_WRITTEN INSTRUCTION_
Print all of the data exactly.

_DATA FOR THE TASK_
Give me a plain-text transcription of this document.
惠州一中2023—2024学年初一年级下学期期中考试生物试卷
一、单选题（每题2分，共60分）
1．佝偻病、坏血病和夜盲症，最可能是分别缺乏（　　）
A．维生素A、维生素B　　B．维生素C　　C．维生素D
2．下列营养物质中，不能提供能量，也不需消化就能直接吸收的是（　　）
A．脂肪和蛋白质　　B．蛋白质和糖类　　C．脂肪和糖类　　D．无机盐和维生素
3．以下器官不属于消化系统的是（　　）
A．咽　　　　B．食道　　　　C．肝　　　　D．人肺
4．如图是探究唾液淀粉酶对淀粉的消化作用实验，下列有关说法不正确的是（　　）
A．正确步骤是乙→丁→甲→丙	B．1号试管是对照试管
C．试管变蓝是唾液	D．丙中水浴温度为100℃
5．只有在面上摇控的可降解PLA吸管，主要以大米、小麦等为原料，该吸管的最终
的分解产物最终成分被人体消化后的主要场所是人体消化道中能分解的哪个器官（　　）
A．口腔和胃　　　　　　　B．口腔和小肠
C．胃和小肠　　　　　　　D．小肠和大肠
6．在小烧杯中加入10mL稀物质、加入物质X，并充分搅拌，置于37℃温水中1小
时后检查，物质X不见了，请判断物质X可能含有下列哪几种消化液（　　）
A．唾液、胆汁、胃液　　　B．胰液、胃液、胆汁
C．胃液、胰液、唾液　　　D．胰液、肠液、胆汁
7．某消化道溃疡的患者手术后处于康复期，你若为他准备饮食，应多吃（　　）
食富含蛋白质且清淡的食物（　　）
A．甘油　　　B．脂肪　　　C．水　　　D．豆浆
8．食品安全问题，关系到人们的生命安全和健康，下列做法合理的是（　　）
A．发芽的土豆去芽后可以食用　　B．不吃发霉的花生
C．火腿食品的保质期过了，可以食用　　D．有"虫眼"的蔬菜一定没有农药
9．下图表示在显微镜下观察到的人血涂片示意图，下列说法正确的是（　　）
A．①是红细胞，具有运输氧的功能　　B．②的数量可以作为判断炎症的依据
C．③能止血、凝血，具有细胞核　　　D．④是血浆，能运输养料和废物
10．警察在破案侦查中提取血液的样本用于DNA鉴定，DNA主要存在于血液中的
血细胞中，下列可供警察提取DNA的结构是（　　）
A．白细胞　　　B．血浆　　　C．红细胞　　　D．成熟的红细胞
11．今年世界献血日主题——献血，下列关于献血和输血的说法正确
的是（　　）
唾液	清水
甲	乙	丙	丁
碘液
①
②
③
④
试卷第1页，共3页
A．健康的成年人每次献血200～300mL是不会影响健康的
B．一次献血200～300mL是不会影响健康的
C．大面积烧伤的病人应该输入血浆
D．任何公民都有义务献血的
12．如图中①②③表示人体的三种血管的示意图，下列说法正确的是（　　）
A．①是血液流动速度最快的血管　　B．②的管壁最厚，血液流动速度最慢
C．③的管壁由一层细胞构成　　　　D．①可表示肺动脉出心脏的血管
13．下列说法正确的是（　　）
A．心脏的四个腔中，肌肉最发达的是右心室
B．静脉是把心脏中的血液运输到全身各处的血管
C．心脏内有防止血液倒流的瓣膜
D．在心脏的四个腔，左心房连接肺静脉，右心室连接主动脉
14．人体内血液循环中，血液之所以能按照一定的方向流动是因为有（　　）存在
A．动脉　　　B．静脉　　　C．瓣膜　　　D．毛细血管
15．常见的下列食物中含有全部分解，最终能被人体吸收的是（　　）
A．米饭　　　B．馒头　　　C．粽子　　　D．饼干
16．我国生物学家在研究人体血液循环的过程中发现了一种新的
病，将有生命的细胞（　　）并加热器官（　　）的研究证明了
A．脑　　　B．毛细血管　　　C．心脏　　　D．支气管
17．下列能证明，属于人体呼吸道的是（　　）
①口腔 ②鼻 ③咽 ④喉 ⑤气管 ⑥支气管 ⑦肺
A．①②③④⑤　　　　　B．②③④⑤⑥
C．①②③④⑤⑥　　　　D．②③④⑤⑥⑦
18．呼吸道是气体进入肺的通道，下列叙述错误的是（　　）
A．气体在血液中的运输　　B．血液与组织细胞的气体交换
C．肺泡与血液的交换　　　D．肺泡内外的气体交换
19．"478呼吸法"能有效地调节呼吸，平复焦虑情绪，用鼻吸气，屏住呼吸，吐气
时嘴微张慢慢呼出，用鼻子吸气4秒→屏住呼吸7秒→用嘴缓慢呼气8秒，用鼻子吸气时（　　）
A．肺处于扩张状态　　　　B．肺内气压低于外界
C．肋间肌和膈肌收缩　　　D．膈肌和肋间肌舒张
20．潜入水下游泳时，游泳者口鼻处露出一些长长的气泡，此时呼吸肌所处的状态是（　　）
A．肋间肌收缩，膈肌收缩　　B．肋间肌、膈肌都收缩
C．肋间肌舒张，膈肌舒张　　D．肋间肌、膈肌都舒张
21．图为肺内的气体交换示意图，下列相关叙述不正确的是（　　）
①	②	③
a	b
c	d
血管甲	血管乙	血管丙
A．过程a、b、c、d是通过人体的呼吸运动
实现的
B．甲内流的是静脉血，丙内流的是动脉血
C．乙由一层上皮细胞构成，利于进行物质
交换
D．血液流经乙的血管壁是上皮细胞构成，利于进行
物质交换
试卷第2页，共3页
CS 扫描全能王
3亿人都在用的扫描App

_COMPLETE ANSWER_
Give me a plain-text transcription of this document.
惠州一中2023—2024学年初一年级下学期期中考试生物试卷
一、单选题（每题2分，共60分）
1．佝偻病、坏血病和夜盲症，最可能是分别缺乏（　　）
A．维生素A、维生素B　　B．维生素C　　C．维生素D
2．下列营养物质中，不能提供能量，也不需消化就能直接吸收的是（　　）
A．脂肪和蛋白质　　B．蛋白质和糖类　　C．脂肪和糖类　　D．无机盐和维生素
3．以下器官不属于消化系统的是（　　）
A．咽　　　　B．食道　　　　C．肝　　　　D．人肺
4．如图是探究唾液淀粉酶对淀粉的消化作用实验，下列有关说法不正确的是（　　）
A．正确步骤是乙→丁→甲→丙	B．1号试管是对照试管
C．试管变蓝是唾液	D．丙中水浴温度为100℃
5．只有在面上摇控的可降解PLA吸管，主要以大米、小麦等为原料，该吸管的最终
的分解产物最终成分被人体消化后的主要场所是人体消化道中能分解的哪个器官（　　）
A．口腔和胃　　　　　　　B．口腔和小肠
C．胃和小肠　　　　　　　D．小肠和大肠
6．在小烧杯中加入10mL稀物质、加入物质X，并充分搅拌，置于37℃温水中1小
时后检查，物质X不见了，请判断物质X可能含有下列哪几种消化液（　　）
A．唾液、胆汁、胃液　　　B．胰液、胃液、胆汁
C．胃液、胰液、唾液　　　D．胰液、肠液、胆汁
7．某消化道溃疡的患者手术后处于康复期，你若为他准备饮食，应多吃（　　）
食富含蛋白质且清淡的食物（　　）
A．甘油　　　B．脂肪　　　C．水　　　D．豆浆
8．食品安全问题，关系到人们的生命安全和健康，下列做法合理的是（　　）
A．发芽的土豆去芽后可以食用　　B．不吃发霉的花生
C．火腿食品的保质期过了，可以食用　　D．有"虫眼"的蔬菜一定没有农药
9．下图表示在显微镜下观察到的人血涂片示意图，下列说法正确的是（　　）
A．①是红细胞，具有运输氧的功能　　B．②的数量可以作为判断炎症的依据
C．③能止血、凝血，具有细胞核　　　D．④是血浆，能运输养料和废物
10．警察在破案侦查中提取血液的样本用于DNA鉴定，DNA主要存在于血液中的
血细胞中，下列可供警察提取DNA的结构是（　　）
A．白细胞　　　B．血浆　　　C．红细胞　　　D．成熟的红细胞
11．今年世界献血日主题——献血，下列关于献血和输血的说法正确
的是（　　）
唾液	清水
甲	乙	丙	丁
碘液
①
②
③
④
试卷第1页，共3页
A．健康的成年人每次献血200～300mL是不会影响健康的
B．一次献血200～300mL是不会影响健康的
C．大面积烧伤的病人应该输入血浆
D．任何公民都有义务献血的
12．如图中①②③表示人体的三种血管的示意图，下列说法正确的是（　　）
A．①是血液流动速度最快的血管　　B．②的管壁最厚，血液流动速度最慢
C．③的管壁由一层细胞构成　　　　D．①可表示肺动脉出心脏的血管
13．下列说法正确的是（　　）
A．心脏的四个腔中，肌肉最发达的是右心室
B．静脉是把心脏中的血液运输到全身各处的血管
C．心脏内有防止血液倒流的瓣膜
D．在心脏的四个腔，左心房连接肺静脉，右心室连接主动脉
14．人体内血液循环中，血液之所以能按照一定的方向流动是因为有（　　）存在
A．动脉　　　B．静脉　　　C．瓣膜　　　D．毛细血管
15．常见的下列食物中含有全部分解，最终能被人体吸收的是（　　）
A．米饭　　　B．馒头　　　C．粽子　　　D．饼干
16．我国生物学家在研究人体血液循环的过程中发现了一种新的
病，将有生命的细胞（　　）并加热器官（　　）的研究证明了
A．脑　　　B．毛细血管　　　C．心脏　　　D．支气管
17．下列能证明，属于人体呼吸道的是（　　）
①口腔 ②鼻 ③咽 ④喉 ⑤气管 ⑥支气管 ⑦肺
A．①②③④⑤　　　　　B．②③④⑤⑥
C．①②③④⑤⑥　　　　D．②③④⑤⑥⑦
18．呼吸道是气体进入肺的通道，下列叙述错误的是（　　）
A．气体在血液中的运输　　B．血液与组织细胞的气体交换
C．肺泡与血液的交换　　　D．肺泡内外的气体交换
19．"478呼吸法"能有效地调节呼吸，平复焦虑情绪，用鼻吸气，屏住呼吸，吐气
时嘴微张慢慢呼出，用鼻子吸气4秒→屏住呼吸7秒→用嘴缓慢呼气8秒，用鼻子吸气时（　　）
A．肺处于扩张状态　　　　B．肺内气压低于外界
C．肋间肌和膈肌收缩　　　D．膈肌和肋间肌舒张
20．潜入水下游泳时，游泳者口鼻处露出一些长长的气泡，此时呼吸肌所处的状态是（　　）
A．肋间肌收缩，膈肌收缩　　B．肋间肌、膈肌都收缩
C．肋间肌舒张，膈肌舒张　　D．肋间肌、膈肌都舒张
21．图为肺内的气体交换示意图，下列相关叙述不正确的是（　　）
①	②	③
a	b
c	d
血管甲	血管乙	血管丙
A．过程a、b、c、d是通过人体的呼吸运动
实现的
B．甲内流的是静脉血，丙内流的是动脉血
C．乙由一层上皮细胞构成，利于进行物质
交换
D．血液流经乙的血管壁是上皮细胞构成，利于进行
物质交换
试卷第2页，共3页
CS 扫描全能王
3亿人都在用的扫描App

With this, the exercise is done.